Excerpts from a figure dataset:

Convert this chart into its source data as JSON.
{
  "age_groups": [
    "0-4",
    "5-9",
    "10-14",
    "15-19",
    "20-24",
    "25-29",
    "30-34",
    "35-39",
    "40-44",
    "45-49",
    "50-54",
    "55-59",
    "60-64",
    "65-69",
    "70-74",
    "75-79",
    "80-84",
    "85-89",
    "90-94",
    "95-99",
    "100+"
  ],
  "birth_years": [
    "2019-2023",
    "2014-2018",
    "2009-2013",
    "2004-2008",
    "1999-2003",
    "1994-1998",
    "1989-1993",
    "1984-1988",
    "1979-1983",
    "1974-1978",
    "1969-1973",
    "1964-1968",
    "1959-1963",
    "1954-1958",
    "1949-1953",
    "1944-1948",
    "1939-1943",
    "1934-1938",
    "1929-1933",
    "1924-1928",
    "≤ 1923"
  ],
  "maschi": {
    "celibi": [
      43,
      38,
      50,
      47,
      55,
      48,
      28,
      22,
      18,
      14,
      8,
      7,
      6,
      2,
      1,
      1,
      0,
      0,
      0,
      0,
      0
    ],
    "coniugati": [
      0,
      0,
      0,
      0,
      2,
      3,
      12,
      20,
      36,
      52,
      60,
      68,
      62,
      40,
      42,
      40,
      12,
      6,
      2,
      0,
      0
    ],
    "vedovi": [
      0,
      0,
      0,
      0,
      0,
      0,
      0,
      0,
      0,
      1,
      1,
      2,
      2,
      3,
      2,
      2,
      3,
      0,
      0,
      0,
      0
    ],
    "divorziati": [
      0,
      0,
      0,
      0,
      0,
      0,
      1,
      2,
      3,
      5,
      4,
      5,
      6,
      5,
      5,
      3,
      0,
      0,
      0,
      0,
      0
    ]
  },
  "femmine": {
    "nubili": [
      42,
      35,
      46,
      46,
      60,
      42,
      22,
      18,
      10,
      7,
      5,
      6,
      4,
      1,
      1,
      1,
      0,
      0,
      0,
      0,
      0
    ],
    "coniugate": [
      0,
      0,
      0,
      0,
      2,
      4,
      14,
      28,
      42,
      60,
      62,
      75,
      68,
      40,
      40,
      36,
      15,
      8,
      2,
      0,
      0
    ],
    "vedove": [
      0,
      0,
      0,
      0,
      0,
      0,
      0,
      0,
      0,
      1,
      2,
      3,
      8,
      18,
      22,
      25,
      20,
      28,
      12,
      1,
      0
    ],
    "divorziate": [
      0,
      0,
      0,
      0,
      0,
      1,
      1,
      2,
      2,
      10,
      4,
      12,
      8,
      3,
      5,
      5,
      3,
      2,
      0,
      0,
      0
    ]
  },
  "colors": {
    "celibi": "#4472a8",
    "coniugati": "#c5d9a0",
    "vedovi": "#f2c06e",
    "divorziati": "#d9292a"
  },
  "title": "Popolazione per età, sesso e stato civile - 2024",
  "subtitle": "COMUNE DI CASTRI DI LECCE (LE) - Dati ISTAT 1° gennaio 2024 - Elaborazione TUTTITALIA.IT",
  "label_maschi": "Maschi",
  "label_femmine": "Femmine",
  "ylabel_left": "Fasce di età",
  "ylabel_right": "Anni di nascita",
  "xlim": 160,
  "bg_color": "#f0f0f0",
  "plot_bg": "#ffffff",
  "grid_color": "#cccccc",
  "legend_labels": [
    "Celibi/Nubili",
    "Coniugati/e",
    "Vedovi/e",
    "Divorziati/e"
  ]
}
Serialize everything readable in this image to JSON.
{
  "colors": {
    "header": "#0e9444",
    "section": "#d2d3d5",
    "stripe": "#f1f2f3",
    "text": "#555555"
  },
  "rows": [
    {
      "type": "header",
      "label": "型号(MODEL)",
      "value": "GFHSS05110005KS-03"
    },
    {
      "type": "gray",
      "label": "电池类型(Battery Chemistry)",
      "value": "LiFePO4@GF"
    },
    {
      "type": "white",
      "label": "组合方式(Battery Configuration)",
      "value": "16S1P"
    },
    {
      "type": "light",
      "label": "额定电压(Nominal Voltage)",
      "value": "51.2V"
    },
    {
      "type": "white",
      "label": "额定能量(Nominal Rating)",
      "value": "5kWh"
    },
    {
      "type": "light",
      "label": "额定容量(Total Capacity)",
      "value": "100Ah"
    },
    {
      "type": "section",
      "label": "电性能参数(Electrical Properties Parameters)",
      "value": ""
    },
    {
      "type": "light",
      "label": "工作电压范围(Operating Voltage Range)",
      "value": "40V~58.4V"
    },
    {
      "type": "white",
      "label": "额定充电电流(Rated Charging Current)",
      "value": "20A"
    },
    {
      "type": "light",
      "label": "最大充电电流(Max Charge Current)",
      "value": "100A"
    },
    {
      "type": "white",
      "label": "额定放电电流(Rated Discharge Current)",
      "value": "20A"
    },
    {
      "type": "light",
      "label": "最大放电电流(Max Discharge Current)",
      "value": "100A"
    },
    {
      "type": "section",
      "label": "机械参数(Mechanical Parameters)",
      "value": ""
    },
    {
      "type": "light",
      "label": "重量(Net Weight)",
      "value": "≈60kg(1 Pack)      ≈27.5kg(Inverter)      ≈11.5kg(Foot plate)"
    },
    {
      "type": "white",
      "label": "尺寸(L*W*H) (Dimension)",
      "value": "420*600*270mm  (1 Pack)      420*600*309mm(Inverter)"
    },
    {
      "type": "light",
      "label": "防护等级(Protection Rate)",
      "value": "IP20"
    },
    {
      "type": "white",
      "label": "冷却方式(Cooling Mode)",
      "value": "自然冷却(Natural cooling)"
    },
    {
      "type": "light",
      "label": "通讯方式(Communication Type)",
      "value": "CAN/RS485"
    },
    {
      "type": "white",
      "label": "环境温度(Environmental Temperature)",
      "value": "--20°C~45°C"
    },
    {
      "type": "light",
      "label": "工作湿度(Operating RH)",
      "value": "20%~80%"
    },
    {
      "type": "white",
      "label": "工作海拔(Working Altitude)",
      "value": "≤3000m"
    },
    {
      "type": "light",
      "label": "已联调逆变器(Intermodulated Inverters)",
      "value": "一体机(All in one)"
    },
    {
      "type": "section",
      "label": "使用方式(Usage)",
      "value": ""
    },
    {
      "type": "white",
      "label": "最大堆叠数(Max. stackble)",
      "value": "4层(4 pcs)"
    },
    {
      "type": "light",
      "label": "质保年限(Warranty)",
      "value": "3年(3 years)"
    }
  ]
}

Goal of the exercise:
Scan the listing above. Collect all lines with the word "Parameters".

Answer to the task:
      "label": "电性能参数(Electrical Properties Parameters)",
      "label": "机械参数(Mechanical Parameters)",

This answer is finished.